Excerpts from a figure dataset:
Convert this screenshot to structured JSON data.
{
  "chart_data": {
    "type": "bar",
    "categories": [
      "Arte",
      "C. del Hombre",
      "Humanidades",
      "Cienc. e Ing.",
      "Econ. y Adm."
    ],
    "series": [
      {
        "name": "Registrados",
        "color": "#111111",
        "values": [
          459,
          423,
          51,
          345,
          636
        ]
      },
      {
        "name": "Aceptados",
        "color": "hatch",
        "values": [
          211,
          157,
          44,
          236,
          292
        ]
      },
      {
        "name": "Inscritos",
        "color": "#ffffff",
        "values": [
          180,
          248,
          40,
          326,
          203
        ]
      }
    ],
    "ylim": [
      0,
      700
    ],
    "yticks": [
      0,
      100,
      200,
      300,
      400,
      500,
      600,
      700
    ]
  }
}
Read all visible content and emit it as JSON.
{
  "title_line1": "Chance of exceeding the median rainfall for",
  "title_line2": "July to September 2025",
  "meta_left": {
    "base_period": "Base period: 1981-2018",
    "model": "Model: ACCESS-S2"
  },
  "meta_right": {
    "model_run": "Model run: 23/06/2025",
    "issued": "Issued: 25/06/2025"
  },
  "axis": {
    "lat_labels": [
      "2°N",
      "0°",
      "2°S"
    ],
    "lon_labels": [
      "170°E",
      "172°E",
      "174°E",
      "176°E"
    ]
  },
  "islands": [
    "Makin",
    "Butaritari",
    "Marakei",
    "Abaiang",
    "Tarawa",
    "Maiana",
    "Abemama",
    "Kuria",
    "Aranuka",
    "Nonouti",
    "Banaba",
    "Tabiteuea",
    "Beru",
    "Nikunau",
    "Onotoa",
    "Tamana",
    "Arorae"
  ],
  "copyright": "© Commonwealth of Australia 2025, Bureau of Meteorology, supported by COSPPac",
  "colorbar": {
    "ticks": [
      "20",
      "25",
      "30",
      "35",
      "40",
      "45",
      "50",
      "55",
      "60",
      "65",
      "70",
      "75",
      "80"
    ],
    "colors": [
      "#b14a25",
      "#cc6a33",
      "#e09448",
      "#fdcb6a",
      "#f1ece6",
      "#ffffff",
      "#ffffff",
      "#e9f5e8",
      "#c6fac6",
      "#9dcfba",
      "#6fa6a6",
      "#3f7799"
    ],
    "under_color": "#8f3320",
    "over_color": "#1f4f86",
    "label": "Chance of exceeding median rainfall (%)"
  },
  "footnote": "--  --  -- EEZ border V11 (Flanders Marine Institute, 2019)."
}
==
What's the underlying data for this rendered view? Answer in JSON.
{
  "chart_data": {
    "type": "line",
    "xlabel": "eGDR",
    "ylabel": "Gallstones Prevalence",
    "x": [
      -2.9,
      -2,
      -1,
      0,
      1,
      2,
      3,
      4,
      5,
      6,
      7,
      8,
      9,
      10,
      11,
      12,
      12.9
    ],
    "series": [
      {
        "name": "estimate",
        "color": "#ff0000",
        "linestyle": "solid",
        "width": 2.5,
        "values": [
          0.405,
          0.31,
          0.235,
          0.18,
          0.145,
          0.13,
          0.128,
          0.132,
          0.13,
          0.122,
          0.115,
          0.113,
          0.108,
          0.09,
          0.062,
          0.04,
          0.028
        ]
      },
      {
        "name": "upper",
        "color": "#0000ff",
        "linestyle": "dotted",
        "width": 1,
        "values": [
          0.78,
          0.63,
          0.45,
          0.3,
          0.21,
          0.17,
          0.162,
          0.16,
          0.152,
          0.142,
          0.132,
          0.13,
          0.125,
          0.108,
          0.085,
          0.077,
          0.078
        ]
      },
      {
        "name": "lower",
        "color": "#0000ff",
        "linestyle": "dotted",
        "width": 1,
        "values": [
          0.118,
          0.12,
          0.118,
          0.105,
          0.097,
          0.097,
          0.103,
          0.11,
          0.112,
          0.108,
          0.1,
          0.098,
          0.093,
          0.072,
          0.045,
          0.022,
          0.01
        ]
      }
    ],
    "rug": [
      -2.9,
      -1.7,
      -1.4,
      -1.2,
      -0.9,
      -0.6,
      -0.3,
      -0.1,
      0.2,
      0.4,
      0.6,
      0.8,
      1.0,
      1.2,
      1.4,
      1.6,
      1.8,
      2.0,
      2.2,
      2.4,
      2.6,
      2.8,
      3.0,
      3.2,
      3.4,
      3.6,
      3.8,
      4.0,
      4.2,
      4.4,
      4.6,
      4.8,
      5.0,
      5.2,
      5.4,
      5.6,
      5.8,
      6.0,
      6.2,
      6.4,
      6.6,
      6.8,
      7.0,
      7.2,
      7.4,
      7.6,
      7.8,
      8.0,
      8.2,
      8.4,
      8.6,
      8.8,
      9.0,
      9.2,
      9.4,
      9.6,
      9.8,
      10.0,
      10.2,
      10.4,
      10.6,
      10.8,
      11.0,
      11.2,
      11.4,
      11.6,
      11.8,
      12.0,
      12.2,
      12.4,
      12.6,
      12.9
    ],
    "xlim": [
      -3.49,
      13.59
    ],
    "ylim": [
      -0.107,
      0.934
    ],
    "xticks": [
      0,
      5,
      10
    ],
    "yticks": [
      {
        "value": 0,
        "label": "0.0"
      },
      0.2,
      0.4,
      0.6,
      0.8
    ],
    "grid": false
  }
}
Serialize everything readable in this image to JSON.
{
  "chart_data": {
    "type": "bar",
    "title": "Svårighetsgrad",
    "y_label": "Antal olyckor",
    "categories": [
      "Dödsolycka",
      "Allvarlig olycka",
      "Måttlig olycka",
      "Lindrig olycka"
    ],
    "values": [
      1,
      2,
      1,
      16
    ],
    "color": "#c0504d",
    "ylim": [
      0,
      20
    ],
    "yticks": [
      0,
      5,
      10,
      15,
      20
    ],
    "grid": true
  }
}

Written instruction — Find every line in the records that contains the word "exceeding"; copy those lines.

Task answer —
  "title_line1": "Chance of exceeding the median rainfall for",
    "label": "Chance of exceeding median rainfall (%)"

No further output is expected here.